Work required
Wherever the word "content" appears in a line, extract that line.
-- BEGIN --
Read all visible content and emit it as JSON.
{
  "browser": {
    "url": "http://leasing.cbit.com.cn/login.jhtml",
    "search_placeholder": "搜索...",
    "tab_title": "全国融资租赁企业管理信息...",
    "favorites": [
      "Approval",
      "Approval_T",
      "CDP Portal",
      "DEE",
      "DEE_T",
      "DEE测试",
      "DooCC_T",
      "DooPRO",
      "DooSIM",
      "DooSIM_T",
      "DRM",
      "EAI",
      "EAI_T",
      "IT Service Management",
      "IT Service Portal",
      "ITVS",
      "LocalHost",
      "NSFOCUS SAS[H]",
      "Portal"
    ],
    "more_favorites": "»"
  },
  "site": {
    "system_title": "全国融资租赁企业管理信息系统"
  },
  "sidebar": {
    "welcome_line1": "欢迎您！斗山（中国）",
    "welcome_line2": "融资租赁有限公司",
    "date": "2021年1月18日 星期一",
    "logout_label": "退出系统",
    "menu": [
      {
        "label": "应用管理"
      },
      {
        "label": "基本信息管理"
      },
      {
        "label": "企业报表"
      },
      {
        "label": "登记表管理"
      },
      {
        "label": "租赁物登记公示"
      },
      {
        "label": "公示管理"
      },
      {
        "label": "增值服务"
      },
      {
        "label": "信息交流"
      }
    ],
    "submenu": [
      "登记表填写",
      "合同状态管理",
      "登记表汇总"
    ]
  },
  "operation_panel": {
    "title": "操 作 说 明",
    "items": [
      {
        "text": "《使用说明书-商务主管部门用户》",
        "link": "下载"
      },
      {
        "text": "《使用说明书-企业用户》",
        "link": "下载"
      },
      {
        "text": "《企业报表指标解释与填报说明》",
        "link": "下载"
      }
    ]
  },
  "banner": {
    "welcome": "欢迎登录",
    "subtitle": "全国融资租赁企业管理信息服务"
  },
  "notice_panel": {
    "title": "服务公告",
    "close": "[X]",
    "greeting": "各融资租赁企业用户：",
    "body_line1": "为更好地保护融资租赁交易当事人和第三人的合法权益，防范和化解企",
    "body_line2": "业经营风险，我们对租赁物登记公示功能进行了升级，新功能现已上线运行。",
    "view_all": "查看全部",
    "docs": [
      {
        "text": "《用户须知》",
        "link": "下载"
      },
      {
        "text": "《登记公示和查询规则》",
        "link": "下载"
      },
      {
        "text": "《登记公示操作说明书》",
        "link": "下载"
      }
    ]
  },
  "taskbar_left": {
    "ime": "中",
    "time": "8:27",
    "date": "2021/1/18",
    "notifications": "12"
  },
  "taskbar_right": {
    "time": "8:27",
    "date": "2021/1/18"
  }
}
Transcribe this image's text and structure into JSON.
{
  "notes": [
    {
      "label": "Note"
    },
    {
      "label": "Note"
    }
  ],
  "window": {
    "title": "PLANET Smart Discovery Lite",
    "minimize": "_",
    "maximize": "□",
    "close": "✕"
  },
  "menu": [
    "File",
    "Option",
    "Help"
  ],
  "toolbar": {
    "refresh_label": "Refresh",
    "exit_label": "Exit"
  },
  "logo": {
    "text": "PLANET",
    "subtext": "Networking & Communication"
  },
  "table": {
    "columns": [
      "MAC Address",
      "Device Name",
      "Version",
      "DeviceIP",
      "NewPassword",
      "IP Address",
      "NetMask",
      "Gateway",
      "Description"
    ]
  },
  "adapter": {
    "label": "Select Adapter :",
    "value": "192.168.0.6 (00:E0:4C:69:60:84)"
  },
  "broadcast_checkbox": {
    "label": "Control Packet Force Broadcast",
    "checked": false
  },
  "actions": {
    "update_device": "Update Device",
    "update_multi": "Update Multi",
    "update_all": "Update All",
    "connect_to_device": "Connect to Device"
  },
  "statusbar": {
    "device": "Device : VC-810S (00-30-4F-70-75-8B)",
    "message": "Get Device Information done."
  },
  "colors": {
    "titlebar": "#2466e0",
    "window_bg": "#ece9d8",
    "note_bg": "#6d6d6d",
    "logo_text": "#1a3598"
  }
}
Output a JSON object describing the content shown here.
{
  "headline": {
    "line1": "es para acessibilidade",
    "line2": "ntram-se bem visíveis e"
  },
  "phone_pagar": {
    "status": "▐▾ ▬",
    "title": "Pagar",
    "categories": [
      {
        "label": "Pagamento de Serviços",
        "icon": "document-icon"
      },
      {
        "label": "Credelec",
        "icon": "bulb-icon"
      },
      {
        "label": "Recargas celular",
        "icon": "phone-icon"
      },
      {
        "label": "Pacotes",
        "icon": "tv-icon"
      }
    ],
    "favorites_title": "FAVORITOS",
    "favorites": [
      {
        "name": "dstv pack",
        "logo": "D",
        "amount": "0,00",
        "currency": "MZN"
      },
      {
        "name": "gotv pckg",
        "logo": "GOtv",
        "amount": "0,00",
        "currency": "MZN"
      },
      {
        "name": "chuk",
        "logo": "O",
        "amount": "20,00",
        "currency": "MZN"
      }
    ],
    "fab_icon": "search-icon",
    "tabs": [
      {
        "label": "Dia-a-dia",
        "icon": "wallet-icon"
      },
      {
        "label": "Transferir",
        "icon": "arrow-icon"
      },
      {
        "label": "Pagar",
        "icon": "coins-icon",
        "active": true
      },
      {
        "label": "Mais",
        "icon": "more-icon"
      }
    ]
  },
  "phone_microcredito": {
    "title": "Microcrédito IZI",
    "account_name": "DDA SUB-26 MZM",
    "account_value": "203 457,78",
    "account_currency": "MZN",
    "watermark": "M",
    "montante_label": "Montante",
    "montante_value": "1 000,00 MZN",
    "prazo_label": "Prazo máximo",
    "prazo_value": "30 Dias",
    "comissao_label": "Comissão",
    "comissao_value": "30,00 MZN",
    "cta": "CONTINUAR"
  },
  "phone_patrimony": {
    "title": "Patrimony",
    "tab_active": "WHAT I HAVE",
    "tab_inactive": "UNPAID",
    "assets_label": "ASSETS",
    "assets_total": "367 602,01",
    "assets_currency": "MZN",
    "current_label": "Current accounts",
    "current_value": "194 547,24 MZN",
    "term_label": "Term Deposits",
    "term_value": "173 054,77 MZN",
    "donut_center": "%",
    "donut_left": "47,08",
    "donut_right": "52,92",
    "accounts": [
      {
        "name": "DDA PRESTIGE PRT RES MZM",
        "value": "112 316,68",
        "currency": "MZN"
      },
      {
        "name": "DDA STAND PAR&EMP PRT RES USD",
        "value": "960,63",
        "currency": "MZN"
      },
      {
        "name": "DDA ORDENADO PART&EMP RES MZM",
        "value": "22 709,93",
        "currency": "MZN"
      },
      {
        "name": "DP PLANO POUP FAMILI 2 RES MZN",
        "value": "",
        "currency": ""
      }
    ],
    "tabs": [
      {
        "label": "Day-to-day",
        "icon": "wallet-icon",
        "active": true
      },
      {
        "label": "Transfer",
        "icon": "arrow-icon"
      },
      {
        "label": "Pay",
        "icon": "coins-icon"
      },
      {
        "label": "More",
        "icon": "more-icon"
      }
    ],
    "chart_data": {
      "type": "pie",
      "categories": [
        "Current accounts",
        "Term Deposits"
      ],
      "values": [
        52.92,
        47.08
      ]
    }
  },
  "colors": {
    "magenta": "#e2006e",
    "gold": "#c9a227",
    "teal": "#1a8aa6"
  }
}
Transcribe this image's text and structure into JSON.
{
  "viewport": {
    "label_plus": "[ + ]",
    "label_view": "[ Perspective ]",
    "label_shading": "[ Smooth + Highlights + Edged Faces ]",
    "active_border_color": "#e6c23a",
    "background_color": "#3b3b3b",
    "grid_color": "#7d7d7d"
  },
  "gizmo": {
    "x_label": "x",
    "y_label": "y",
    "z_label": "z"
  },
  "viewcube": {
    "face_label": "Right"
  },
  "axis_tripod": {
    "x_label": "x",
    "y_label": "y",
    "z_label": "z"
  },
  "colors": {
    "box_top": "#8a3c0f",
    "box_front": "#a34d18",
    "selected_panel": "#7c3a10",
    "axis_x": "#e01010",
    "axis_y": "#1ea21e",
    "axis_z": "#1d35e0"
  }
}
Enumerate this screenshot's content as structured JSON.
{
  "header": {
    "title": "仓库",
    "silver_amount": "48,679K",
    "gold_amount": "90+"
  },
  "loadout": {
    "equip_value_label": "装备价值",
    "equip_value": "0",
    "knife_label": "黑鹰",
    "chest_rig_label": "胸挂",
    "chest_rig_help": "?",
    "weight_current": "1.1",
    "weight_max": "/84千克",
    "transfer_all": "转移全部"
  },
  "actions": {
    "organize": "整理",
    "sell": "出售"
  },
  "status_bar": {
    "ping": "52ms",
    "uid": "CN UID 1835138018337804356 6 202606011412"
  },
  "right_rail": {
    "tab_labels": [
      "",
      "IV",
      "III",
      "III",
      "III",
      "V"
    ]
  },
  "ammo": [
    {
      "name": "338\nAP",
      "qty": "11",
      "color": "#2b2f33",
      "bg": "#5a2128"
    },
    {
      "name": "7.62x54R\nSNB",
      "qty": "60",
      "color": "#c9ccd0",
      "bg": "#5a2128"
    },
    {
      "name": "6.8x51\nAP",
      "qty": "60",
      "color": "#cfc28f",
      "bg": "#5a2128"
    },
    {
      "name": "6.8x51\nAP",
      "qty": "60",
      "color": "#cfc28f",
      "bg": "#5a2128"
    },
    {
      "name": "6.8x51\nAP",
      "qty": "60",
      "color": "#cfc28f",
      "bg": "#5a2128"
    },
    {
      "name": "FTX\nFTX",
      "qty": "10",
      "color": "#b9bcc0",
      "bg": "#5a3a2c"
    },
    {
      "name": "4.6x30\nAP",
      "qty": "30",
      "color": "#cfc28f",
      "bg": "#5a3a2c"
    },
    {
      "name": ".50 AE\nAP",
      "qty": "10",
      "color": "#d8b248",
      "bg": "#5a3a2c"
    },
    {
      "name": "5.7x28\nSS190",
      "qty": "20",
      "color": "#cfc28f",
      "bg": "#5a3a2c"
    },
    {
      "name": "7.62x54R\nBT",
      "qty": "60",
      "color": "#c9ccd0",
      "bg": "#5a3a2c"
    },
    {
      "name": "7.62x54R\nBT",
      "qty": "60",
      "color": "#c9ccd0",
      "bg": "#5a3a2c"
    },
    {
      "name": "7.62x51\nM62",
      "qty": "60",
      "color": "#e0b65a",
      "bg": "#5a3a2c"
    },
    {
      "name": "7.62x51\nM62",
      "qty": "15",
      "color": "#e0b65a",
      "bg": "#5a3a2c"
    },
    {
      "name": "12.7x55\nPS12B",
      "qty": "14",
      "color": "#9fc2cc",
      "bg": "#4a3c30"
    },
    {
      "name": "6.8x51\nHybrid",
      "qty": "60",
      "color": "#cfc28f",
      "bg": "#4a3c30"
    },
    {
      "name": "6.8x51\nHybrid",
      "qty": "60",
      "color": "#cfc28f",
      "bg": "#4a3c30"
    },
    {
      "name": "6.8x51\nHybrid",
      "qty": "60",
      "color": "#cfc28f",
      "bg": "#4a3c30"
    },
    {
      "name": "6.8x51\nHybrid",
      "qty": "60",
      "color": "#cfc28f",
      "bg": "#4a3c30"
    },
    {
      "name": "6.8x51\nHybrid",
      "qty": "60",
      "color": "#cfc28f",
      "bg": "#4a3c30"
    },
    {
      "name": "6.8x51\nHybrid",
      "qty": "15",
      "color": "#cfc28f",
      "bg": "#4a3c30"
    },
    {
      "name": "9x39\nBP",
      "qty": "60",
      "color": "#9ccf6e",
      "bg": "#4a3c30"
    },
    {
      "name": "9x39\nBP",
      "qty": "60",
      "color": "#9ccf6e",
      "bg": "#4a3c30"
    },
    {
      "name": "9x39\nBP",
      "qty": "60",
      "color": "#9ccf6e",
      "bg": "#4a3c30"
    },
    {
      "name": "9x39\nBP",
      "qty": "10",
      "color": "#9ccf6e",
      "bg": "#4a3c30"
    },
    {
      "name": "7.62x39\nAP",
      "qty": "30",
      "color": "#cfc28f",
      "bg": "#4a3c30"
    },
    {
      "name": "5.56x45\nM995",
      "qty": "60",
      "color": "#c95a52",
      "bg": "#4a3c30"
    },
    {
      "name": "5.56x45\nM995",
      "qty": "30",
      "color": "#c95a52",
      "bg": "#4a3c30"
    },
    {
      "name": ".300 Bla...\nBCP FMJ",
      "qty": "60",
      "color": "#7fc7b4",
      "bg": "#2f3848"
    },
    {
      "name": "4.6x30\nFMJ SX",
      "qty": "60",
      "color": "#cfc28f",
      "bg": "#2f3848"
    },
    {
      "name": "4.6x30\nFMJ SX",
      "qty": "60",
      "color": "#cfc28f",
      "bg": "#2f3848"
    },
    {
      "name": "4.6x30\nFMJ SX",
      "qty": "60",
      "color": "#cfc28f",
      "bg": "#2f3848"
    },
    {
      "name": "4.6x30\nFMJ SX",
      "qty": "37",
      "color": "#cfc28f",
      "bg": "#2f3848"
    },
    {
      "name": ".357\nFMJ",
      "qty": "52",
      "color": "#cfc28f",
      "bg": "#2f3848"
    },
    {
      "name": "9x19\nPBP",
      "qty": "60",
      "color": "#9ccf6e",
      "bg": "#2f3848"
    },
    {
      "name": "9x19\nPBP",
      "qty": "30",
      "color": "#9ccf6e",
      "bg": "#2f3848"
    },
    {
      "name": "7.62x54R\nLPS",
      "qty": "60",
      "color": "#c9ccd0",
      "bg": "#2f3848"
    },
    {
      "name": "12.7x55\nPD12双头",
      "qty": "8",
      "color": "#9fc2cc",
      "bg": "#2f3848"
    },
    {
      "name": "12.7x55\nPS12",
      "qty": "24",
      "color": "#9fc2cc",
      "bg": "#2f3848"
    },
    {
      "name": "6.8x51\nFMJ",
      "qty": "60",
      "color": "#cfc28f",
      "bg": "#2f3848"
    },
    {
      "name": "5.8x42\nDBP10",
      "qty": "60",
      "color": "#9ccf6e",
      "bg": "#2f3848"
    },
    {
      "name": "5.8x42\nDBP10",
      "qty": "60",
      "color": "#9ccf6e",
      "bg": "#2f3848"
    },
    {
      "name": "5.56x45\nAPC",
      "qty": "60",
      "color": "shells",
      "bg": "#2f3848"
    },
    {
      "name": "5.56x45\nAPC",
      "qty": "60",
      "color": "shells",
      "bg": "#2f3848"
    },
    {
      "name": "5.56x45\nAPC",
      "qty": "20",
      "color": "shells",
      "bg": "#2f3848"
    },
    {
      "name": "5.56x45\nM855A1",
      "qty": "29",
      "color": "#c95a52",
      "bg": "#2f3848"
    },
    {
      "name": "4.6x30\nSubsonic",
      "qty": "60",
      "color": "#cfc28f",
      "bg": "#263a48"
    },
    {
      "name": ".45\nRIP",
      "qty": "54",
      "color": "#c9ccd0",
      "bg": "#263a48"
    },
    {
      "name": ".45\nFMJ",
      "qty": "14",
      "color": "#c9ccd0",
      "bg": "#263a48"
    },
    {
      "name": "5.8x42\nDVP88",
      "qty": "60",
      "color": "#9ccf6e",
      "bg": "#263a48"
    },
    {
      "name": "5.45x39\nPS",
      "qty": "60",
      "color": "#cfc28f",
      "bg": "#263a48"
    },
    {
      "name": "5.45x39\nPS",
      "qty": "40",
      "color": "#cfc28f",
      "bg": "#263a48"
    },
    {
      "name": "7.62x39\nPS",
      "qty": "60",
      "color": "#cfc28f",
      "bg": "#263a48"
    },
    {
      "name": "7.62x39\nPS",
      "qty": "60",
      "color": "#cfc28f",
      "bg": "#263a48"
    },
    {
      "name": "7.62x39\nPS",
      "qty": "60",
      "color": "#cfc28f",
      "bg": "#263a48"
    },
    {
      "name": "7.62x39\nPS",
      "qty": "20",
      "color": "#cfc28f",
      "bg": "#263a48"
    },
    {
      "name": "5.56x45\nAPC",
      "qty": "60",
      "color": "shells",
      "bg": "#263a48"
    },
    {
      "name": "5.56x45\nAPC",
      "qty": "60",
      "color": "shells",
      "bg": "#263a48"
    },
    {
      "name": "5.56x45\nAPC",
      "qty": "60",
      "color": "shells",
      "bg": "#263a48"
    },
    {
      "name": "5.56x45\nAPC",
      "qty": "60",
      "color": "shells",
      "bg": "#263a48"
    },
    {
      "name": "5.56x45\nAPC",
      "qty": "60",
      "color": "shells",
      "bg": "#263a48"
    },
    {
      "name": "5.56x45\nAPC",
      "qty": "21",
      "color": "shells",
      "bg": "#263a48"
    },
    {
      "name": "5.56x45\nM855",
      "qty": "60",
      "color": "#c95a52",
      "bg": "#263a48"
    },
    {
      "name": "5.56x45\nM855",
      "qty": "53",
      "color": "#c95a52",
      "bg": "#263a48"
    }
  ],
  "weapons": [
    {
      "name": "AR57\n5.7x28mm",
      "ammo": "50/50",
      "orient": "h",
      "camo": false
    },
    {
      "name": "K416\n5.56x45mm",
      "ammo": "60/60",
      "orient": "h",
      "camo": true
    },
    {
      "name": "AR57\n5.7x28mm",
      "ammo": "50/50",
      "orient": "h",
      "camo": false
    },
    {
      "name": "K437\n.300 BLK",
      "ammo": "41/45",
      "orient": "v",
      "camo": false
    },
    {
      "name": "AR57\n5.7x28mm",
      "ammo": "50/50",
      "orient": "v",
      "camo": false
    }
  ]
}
-- END --
Solved problem
Read all visible content and emit it as JSON.
Output a JSON object describing the content shown here.
Enumerate this screenshot's content as structured JSON.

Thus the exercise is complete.